## Your instructions
Take every line where the string "ylabel" appears and copy it.

## Data to process

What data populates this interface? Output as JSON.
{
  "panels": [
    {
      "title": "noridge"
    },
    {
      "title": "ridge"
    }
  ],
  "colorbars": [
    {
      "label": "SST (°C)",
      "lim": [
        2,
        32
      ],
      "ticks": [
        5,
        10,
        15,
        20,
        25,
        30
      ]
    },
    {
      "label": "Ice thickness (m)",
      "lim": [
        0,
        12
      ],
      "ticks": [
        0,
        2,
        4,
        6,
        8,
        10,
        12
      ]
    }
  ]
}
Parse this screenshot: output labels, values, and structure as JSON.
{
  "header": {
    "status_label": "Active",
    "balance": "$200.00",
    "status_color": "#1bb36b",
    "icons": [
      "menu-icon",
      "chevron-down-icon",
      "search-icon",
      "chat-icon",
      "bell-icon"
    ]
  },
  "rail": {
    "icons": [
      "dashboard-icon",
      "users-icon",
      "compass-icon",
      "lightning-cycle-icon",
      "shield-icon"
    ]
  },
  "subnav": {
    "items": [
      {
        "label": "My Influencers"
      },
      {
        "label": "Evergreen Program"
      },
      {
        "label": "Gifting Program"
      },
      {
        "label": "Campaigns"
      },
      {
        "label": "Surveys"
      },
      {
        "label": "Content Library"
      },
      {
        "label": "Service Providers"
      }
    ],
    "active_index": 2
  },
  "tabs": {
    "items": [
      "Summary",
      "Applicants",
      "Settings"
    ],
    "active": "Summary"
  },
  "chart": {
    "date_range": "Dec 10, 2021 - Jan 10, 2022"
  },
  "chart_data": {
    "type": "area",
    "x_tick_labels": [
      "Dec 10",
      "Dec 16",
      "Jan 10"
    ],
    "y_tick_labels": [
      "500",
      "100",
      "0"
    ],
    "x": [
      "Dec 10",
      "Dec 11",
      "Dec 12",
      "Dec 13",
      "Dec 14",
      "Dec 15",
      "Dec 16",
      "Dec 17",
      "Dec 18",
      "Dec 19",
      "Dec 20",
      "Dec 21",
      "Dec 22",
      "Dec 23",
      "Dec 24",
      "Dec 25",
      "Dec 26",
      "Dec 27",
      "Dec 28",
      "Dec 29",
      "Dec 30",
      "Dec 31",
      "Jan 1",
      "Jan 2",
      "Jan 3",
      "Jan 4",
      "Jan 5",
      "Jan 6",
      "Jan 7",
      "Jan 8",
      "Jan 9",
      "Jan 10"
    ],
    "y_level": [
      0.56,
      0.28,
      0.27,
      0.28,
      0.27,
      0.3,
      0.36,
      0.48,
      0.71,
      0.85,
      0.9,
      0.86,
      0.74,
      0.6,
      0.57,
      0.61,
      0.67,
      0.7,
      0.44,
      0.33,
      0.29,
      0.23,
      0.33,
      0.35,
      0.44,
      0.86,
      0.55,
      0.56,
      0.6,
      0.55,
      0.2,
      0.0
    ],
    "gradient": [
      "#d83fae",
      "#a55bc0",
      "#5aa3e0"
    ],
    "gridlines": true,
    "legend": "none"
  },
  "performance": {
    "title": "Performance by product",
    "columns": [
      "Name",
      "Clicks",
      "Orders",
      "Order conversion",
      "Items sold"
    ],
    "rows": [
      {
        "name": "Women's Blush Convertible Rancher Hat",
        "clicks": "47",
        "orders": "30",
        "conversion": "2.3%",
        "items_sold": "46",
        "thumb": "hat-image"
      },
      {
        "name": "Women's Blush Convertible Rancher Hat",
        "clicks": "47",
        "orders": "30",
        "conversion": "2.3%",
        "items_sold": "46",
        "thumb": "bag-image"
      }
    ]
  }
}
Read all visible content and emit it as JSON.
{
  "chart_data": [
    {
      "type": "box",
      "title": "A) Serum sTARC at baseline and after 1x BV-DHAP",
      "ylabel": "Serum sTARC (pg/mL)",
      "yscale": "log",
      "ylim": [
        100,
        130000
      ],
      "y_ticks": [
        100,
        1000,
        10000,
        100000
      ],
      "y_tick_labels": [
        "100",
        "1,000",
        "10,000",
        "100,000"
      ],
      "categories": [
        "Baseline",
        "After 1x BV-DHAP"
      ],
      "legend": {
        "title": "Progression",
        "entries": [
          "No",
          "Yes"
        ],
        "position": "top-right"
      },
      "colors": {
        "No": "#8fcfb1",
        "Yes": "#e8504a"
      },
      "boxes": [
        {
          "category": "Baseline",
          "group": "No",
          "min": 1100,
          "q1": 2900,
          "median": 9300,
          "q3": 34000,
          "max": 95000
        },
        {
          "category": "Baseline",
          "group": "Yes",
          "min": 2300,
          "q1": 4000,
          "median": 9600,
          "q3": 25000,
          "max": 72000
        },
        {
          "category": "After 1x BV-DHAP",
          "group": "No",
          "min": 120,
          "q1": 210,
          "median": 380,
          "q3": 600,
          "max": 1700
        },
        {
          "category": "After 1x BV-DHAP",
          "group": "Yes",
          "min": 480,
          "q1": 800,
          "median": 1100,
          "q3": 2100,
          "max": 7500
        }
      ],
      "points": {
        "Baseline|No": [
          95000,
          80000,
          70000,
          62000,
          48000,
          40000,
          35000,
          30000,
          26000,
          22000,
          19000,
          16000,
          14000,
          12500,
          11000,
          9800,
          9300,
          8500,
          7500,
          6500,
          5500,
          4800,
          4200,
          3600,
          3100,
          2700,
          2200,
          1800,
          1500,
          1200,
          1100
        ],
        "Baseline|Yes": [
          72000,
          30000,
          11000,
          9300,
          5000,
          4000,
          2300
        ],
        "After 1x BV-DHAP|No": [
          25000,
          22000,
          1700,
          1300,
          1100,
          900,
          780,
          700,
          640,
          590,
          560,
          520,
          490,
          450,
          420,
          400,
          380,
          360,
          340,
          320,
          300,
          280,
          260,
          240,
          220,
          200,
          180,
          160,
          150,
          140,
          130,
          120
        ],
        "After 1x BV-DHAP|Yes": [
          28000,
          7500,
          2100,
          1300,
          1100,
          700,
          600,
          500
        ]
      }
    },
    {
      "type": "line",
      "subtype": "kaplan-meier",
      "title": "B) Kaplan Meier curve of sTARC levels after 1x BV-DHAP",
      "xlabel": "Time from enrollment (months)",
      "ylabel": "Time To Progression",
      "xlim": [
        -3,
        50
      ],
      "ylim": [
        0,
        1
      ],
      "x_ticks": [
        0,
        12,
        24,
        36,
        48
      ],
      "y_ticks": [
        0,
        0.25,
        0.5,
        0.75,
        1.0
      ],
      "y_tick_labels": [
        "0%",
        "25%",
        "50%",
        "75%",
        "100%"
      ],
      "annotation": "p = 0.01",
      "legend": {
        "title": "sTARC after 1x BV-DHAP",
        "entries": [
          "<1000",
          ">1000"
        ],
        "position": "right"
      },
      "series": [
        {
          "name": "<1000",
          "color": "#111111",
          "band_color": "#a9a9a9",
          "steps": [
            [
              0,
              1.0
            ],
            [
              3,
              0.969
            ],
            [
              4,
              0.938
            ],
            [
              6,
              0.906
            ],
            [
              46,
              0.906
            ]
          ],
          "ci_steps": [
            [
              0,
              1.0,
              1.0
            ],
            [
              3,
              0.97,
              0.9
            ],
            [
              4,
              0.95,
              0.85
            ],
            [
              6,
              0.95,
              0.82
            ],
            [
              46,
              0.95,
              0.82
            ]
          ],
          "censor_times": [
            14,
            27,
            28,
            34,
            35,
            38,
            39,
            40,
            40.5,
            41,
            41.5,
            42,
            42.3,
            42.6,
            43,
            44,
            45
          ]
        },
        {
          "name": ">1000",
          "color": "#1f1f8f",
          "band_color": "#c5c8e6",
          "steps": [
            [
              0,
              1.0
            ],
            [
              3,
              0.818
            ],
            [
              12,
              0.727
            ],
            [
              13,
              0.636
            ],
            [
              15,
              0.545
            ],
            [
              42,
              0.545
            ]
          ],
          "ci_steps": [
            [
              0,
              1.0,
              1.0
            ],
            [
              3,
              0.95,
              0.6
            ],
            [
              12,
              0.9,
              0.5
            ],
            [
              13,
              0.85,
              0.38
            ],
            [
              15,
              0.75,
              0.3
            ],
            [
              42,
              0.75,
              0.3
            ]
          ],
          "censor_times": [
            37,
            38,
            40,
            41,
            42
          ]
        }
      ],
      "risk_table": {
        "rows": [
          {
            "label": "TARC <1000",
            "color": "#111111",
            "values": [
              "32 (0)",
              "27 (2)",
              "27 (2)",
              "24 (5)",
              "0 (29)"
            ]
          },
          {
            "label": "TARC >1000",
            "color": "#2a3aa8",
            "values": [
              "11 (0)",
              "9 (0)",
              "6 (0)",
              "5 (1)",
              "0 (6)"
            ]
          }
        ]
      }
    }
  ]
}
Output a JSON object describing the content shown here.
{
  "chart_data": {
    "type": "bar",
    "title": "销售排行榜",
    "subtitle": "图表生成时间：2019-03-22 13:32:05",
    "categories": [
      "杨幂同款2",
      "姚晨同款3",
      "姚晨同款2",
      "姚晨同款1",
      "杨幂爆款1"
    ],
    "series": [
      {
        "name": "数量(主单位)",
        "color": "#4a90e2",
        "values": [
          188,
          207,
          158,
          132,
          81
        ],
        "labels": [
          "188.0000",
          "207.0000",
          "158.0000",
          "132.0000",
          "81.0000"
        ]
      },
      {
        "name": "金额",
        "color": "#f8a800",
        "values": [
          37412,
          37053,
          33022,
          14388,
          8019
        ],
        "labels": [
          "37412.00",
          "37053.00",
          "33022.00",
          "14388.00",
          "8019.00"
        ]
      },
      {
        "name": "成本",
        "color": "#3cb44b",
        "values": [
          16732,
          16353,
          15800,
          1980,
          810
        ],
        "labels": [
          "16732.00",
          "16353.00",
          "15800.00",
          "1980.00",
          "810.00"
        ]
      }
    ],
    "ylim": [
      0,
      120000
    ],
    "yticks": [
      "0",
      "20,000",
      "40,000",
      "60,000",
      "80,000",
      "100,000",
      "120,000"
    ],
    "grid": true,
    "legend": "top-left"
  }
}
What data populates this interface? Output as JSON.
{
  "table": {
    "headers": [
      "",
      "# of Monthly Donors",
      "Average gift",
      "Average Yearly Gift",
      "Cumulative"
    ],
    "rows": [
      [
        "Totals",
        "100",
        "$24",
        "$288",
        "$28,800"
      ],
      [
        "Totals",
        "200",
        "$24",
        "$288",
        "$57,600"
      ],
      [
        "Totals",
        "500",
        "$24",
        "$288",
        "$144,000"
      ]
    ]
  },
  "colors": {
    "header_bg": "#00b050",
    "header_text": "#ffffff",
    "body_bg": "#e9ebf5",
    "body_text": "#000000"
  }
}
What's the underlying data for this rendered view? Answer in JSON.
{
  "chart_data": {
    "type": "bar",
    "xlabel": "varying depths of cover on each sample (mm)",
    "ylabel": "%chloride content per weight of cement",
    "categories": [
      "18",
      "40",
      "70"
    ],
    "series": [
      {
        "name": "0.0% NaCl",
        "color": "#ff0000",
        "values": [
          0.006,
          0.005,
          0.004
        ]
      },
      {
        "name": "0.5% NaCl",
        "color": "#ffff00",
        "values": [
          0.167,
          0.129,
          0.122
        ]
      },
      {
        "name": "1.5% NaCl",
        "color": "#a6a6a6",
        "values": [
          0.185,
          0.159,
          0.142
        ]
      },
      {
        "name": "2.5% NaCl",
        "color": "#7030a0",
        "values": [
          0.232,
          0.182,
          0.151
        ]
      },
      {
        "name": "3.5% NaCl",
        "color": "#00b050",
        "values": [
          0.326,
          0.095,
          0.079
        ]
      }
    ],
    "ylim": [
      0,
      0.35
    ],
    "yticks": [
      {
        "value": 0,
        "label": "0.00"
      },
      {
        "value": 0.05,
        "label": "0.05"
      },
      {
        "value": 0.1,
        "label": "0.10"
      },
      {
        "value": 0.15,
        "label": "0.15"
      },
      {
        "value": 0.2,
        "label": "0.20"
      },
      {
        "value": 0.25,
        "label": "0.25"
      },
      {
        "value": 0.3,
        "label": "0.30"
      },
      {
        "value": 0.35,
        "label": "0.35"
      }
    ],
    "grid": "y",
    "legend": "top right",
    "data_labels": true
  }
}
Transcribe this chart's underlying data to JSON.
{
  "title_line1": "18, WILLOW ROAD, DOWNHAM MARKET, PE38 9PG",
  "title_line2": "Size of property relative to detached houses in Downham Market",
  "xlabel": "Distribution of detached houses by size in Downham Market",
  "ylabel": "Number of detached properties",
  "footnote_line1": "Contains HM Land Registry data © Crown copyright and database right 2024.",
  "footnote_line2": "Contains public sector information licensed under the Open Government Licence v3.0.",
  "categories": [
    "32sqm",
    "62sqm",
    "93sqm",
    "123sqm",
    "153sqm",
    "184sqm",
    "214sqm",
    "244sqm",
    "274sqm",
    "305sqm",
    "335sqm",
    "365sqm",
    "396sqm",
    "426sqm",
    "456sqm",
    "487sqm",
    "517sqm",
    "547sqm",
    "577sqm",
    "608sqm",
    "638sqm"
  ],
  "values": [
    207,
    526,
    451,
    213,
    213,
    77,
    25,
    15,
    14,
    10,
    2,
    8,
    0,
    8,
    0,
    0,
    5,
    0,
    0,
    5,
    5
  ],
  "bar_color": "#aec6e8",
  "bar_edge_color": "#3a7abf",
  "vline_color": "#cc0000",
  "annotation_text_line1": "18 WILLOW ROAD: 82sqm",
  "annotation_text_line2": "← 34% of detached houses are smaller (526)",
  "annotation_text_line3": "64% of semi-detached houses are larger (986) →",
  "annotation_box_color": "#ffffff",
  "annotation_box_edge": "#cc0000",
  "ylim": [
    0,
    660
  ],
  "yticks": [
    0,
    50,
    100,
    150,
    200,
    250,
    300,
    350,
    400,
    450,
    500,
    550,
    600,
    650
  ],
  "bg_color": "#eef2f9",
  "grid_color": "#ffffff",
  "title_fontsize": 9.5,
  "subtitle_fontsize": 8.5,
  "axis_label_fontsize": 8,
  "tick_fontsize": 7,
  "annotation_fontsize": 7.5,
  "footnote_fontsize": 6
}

## Correct answer
      "ylabel": "Serum sTARC (pg/mL)",
      "ylabel": "Time To Progression",
    "ylabel": "%chloride content per weight of cement",
  "ylabel": "Number of detached properties",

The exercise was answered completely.